Task details » Transcribe each record word for word. Skip the images.

*****

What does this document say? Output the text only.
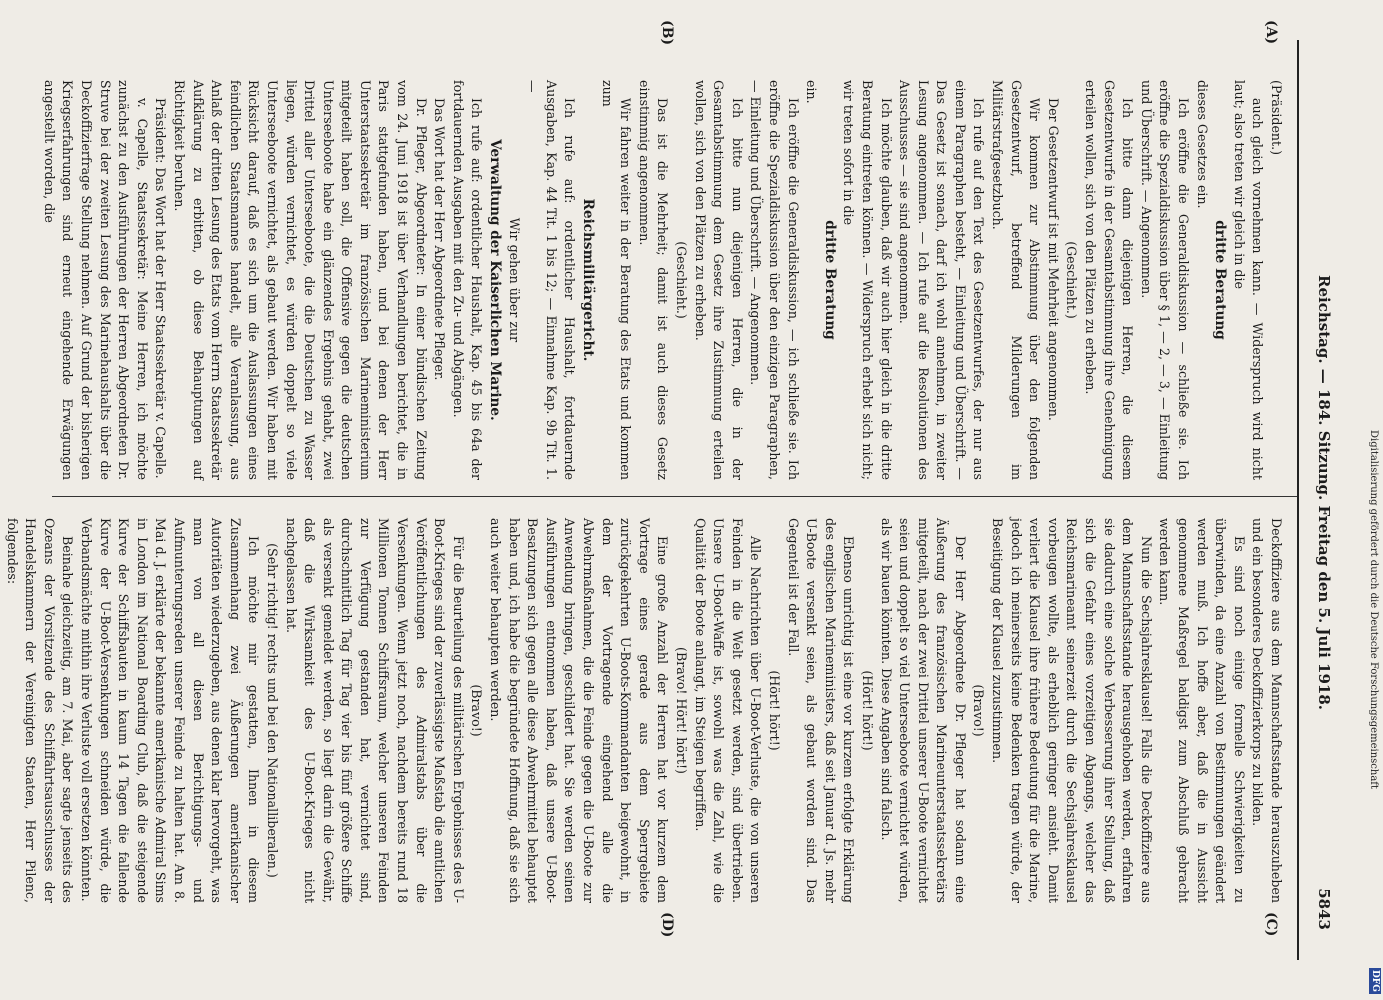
Reichstag. — 184. Sitzung. Freitag den 5. Juli 1918.
5843
(A)
(B)
(C)
(D)

(Präsident.)

auch gleich vornehmen kann. — Widerspruch wird nicht laut; also treten wir gleich in die

dritte Beratung

dieses Gesetzes ein.

Ich eröffne die Generaldiskussion — schließe sie. Ich eröffne die Spezialdiskussion über § 1, — 2, — 3, — Einleitung und Überschrift. — Angenommen.

Ich bitte dann diejenigen Herren, die diesem Gesetzentwurfe in der Gesamtabstimmung ihre Genehmigung erteilen wollen, sich von den Plätzen zu erheben.

(Geschieht.)

Der Gesetzentwurf ist mit Mehrheit angenommen.

Wir kommen zur Abstimmung über den folgenden Gesetzentwurf, betreffend Milderungen im Militärstrafgesetzbuch.

Ich rufe auf den Text des Gesetzentwurfes, der nur aus einem Paragraphen besteht, — Einleitung und Überschrift. — Das Gesetz ist sonach, darf ich wohl annehmen, in zweiter Lesung angenommen. — Ich rufe auf die Resolutionen des Ausschusses — sie sind angenommen.

Ich möchte glauben, daß wir auch hier gleich in die dritte Beratung eintreten können. — Widerspruch erhebt sich nicht; wir treten sofort in die

dritte Beratung

ein.

Ich eröffne die Generaldiskussion, — ich schließe sie. Ich eröffne die Spezialdiskussion über den einzigen Paragraphen, — Einleitung und Überschrift. — Angenommen.

Ich bitte nun diejenigen Herren, die in der Gesamtabstimmung dem Gesetz ihre Zustimmung erteilen wollen, sich von den Plätzen zu erheben.

(Geschieht.)

Das ist die Mehrheit; damit ist auch dieses Gesetz einstimmig angenommen.

Wir fahren weiter in der Beratung des Etats und kommen zum

Reichsmilitärgericht.

Ich rufe auf: ordentlicher Haushalt, fortdauernde Ausgaben, Kap. 44 Tit. 1 bis 12; — Einnahme Kap. 9b Tit. 1. —

Wir gehen über zur

Verwaltung der Kaiserlichen Marine.

Ich rufe auf: ordentlicher Haushalt, Kap. 45 bis 64a der fortdauernden Ausgaben mit den Zu- und Abgängen.

Das Wort hat der Herr Abgeordnete Pfleger.

Dr. Pfleger, Abgeordneter: In einer bündischen Zeitung vom 24. Juni 1918 ist über Verhandlungen berichtet, die in Paris stattgefunden haben, und bei denen der Herr Unterstaatssekretär im französischen Marineministerium mitgeteilt haben soll, die Offensive gegen die deutschen Unterseeboote habe ein glänzendes Ergebnis gehabt, zwei Drittel aller Unterseeboote, die die Deutschen zu Wasser liegen, würden vernichtet, es würden doppelt so viele Unterseeboote vernichtet, als gebaut werden. Wir haben mit Rücksicht darauf, daß es sich um die Auslassungen eines feindlichen Staatsmannes handelt, alle Veranlassung, aus Anlaß der dritten Lesung des Etats vom Herrn Staatssekretär Aufklärung zu erbitten, ob diese Behauptungen auf Richtigkeit beruhen.

Präsident: Das Wort hat der Herr Staatssekretär v. Capelle.

v. Capelle, Staatssekretär: Meine Herren, ich möchte zunächst zu den Ausführungen der Herren Abgeordneten Dr. Struve bei der zweiten Lesung des Marinehaushalts über die Deckoffizierfrage Stellung nehmen. Auf Grund der bisherigen Kriegserfahrungen sind erneut eingehende Erwägungen angestellt worden, die

Deckoffiziere aus dem Mannschaftsstande herauszuheben und ein besonderes Deckoffizierkorps zu bilden.

Es sind noch einige formelle Schwierigkeiten zu überwinden, da eine Anzahl von Bestimmungen geändert werden muß. Ich hoffe aber, daß die in Aussicht genommene Maßregel baldigst zum Abschluß gebracht werden kann.

Nun die Sechsjahresklausel! Falls die Deckoffiziere aus dem Mannschaftsstande herausgehoben werden, erfahren sie dadurch eine solche Verbesserung ihrer Stellung, daß sich die Gefahr eines vorzeitigen Abgangs, welcher das Reichsmarineamt seinerzeit durch die Sechsjahresklausel vorbeugen wollte, als erheblich geringer ansieht. Damit verliert die Klausel ihre frühere Bedeutung für die Marine, jedoch ich meinerseits keine Bedenken tragen würde, der Beseitigung der Klausel zuzustimmen.

(Bravo!)

Der Herr Abgeordnete Dr. Pfleger hat sodann eine Äußerung des französischen Marineunterstaatssekretärs mitgeteilt, nach der zwei Drittel unserer U-Boote vernichtet seien und doppelt so viel Unterseeboote vernichtet würden, als wir bauen könnten. Diese Angaben sind falsch.

(Hört! hört!)

Ebenso unrichtig ist eine vor kurzem erfolgte Erklärung des englischen Marineministers, daß seit Januar d. Js. mehr U-Boote versenkt seien, als gebaut worden sind. Das Gegenteil ist der Fall.

(Hört! hört!)

Alle Nachrichten über U-Boot-Verluste, die von unseren Feinden in die Welt gesetzt werden, sind übertrieben. Unsere U-Boot-Waffe ist, sowohl was die Zahl, wie die Qualität der Boote anlangt, im Steigen begriffen.

(Bravo! Hört! hört!)

Eine große Anzahl der Herren hat vor kurzem dem Vortrage eines gerade aus dem Sperrgebiete zurückgekehrten U-Boots-Kommandanten beigewohnt, in dem der Vortragende eingehend alle die Abwehrmaßnahmen, die die Feinde gegen die U-Boote zur Anwendung bringen, geschildert hat. Sie werden seinen Ausführungen entnommen haben, daß unsere U-Boot-Besatzungen sich gegen alle diese Abwehrmittel behauptet haben und, ich habe die begründete Hoffnung, daß sie sich auch weiter behaupten werden.

(Bravo!)

Für die Beurteilung des militärischen Ergebnisses des U-Boot-Krieges sind der zuverlässigste Maßstab die amtlichen Veröffentlichungen des Admiralstabs über die Versenkungen. Wenn jetzt noch, nachdem bereits rund 18 Millionen Tonnen Schiffsraum, welcher unseren Feinden zur Verfügung gestanden hat, vernichtet sind, durchschnittlich Tag für Tag vier bis fünf größere Schiffe als versenkt gemeldet werden, so liegt darin die Gewähr, daß die Wirksamkeit des U-Boot-Krieges nicht nachgelassen hat.

(Sehr richtig! rechts und bei den Nationalliberalen.)

Ich möchte mir gestatten, Ihnen in diesem Zusammenhang zwei Äußerungen amerikanischer Autoritäten wiederzugeben, aus denen klar hervorgeht, was man von all diesen Berichtigungs- und Aufmunterungsreden unserer Feinde zu halten hat. Am 8. Mai d. J. erklärte der bekannte amerikanische Admiral Sims in London im National Boarding Club, daß die steigende Kurve der Schiffsbauten in kaum 14 Tagen die fallende Kurve der U-Boot-Versenkungen schneiden würde, die Verbandsmächte mithin ihre Verluste voll ersetzen könnten.

Beinahe gleichzeitig, am 7. Mai, aber sagte jenseits des Ozeans der Vorsitzende des Schiffahrtsausschusses der Handelskammern der Vereinigten Staaten, Herr Pilenc, folgendes:	Digitalisierung gefördert durch die Deutsche Forschungsgemeinschaft
DFG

*****

Finished task »
What does this document say? Output the text only.
Reichstag. — 184. Sitzung. Freitag den 5. Juli 1918.
5843
(A)
(B)
(C)
(D)

(Präsident.)

auch gleich vornehmen kann. — Widerspruch wird nicht laut; also treten wir gleich in die

dritte Beratung

dieses Gesetzes ein.

Ich eröffne die Generaldiskussion — schließe sie. Ich eröffne die Spezialdiskussion über § 1, — 2, — 3, — Einleitung und Überschrift. — Angenommen.

Ich bitte dann diejenigen Herren, die diesem Gesetzentwurfe in der Gesamtabstimmung ihre Genehmigung erteilen wollen, sich von den Plätzen zu erheben.

(Geschieht.)

Der Gesetzentwurf ist mit Mehrheit angenommen.

Wir kommen zur Abstimmung über den folgenden Gesetzentwurf, betreffend Milderungen im Militärstrafgesetzbuch.

Ich rufe auf den Text des Gesetzentwurfes, der nur aus einem Paragraphen besteht, — Einleitung und Überschrift. — Das Gesetz ist sonach, darf ich wohl annehmen, in zweiter Lesung angenommen. — Ich rufe auf die Resolutionen des Ausschusses — sie sind angenommen.

Ich möchte glauben, daß wir auch hier gleich in die dritte Beratung eintreten können. — Widerspruch erhebt sich nicht; wir treten sofort in die

dritte Beratung

ein.

Ich eröffne die Generaldiskussion, — ich schließe sie. Ich eröffne die Spezialdiskussion über den einzigen Paragraphen, — Einleitung und Überschrift. — Angenommen.

Ich bitte nun diejenigen Herren, die in der Gesamtabstimmung dem Gesetz ihre Zustimmung erteilen wollen, sich von den Plätzen zu erheben.

(Geschieht.)

Das ist die Mehrheit; damit ist auch dieses Gesetz einstimmig angenommen.

Wir fahren weiter in der Beratung des Etats und kommen zum

Reichsmilitärgericht.

Ich rufe auf: ordentlicher Haushalt, fortdauernde Ausgaben, Kap. 44 Tit. 1 bis 12; — Einnahme Kap. 9b Tit. 1. —

Wir gehen über zur

Verwaltung der Kaiserlichen Marine.

Ich rufe auf: ordentlicher Haushalt, Kap. 45 bis 64a der fortdauernden Ausgaben mit den Zu- und Abgängen.

Das Wort hat der Herr Abgeordnete Pfleger.

Dr. Pfleger, Abgeordneter: In einer bündischen Zeitung vom 24. Juni 1918 ist über Verhandlungen berichtet, die in Paris stattgefunden haben, und bei denen der Herr Unterstaatssekretär im französischen Marineministerium mitgeteilt haben soll, die Offensive gegen die deutschen Unterseeboote habe ein glänzendes Ergebnis gehabt, zwei Drittel aller Unterseeboote, die die Deutschen zu Wasser liegen, würden vernichtet, es würden doppelt so viele Unterseeboote vernichtet, als gebaut werden. Wir haben mit Rücksicht darauf, daß es sich um die Auslassungen eines feindlichen Staatsmannes handelt, alle Veranlassung, aus Anlaß der dritten Lesung des Etats vom Herrn Staatssekretär Aufklärung zu erbitten, ob diese Behauptungen auf Richtigkeit beruhen.

Präsident: Das Wort hat der Herr Staatssekretär v. Capelle.

v. Capelle, Staatssekretär: Meine Herren, ich möchte zunächst zu den Ausführungen der Herren Abgeordneten Dr. Struve bei der zweiten Lesung des Marinehaushalts über die Deckoffizierfrage Stellung nehmen. Auf Grund der bisherigen Kriegserfahrungen sind erneut eingehende Erwägungen angestellt worden, die

Deckoffiziere aus dem Mannschaftsstande herauszuheben und ein besonderes Deckoffizierkorps zu bilden.

Es sind noch einige formelle Schwierigkeiten zu überwinden, da eine Anzahl von Bestimmungen geändert werden muß. Ich hoffe aber, daß die in Aussicht genommene Maßregel baldigst zum Abschluß gebracht werden kann.

Nun die Sechsjahresklausel! Falls die Deckoffiziere aus dem Mannschaftsstande herausgehoben werden, erfahren sie dadurch eine solche Verbesserung ihrer Stellung, daß sich die Gefahr eines vorzeitigen Abgangs, welcher das Reichsmarineamt seinerzeit durch die Sechsjahresklausel vorbeugen wollte, als erheblich geringer ansieht. Damit verliert die Klausel ihre frühere Bedeutung für die Marine, jedoch ich meinerseits keine Bedenken tragen würde, der Beseitigung der Klausel zuzustimmen.

(Bravo!)

Der Herr Abgeordnete Dr. Pfleger hat sodann eine Äußerung des französischen Marineunterstaatssekretärs mitgeteilt, nach der zwei Drittel unserer U-Boote vernichtet seien und doppelt so viel Unterseeboote vernichtet würden, als wir bauen könnten. Diese Angaben sind falsch.

(Hört! hört!)

Ebenso unrichtig ist eine vor kurzem erfolgte Erklärung des englischen Marineministers, daß seit Januar d. Js. mehr U-Boote versenkt seien, als gebaut worden sind. Das Gegenteil ist der Fall.

(Hört! hört!)

Alle Nachrichten über U-Boot-Verluste, die von unseren Feinden in die Welt gesetzt werden, sind übertrieben. Unsere U-Boot-Waffe ist, sowohl was die Zahl, wie die Qualität der Boote anlangt, im Steigen begriffen.

(Bravo! Hört! hört!)

Eine große Anzahl der Herren hat vor kurzem dem Vortrage eines gerade aus dem Sperrgebiete zurückgekehrten U-Boots-Kommandanten beigewohnt, in dem der Vortragende eingehend alle die Abwehrmaßnahmen, die die Feinde gegen die U-Boote zur Anwendung bringen, geschildert hat. Sie werden seinen Ausführungen entnommen haben, daß unsere U-Boot-Besatzungen sich gegen alle diese Abwehrmittel behauptet haben und, ich habe die begründete Hoffnung, daß sie sich auch weiter behaupten werden.

(Bravo!)

Für die Beurteilung des militärischen Ergebnisses des U-Boot-Krieges sind der zuverlässigste Maßstab die amtlichen Veröffentlichungen des Admiralstabs über die Versenkungen. Wenn jetzt noch, nachdem bereits rund 18 Millionen Tonnen Schiffsraum, welcher unseren Feinden zur Verfügung gestanden hat, vernichtet sind, durchschnittlich Tag für Tag vier bis fünf größere Schiffe als versenkt gemeldet werden, so liegt darin die Gewähr, daß die Wirksamkeit des U-Boot-Krieges nicht nachgelassen hat.

(Sehr richtig! rechts und bei den Nationalliberalen.)

Ich möchte mir gestatten, Ihnen in diesem Zusammenhang zwei Äußerungen amerikanischer Autoritäten wiederzugeben, aus denen klar hervorgeht, was man von all diesen Berichtigungs- und Aufmunterungsreden unserer Feinde zu halten hat. Am 8. Mai d. J. erklärte der bekannte amerikanische Admiral Sims in London im National Boarding Club, daß die steigende Kurve der Schiffsbauten in kaum 14 Tagen die fallende Kurve der U-Boot-Versenkungen schneiden würde, die Verbandsmächte mithin ihre Verluste voll ersetzen könnten.

Beinahe gleichzeitig, am 7. Mai, aber sagte jenseits des Ozeans der Vorsitzende des Schiffahrtsausschusses der Handelskammern der Vereinigten Staaten, Herr Pilenc, folgendes:	Digitalisierung gefördert durch die Deutsche Forschungsgemeinschaft
DFG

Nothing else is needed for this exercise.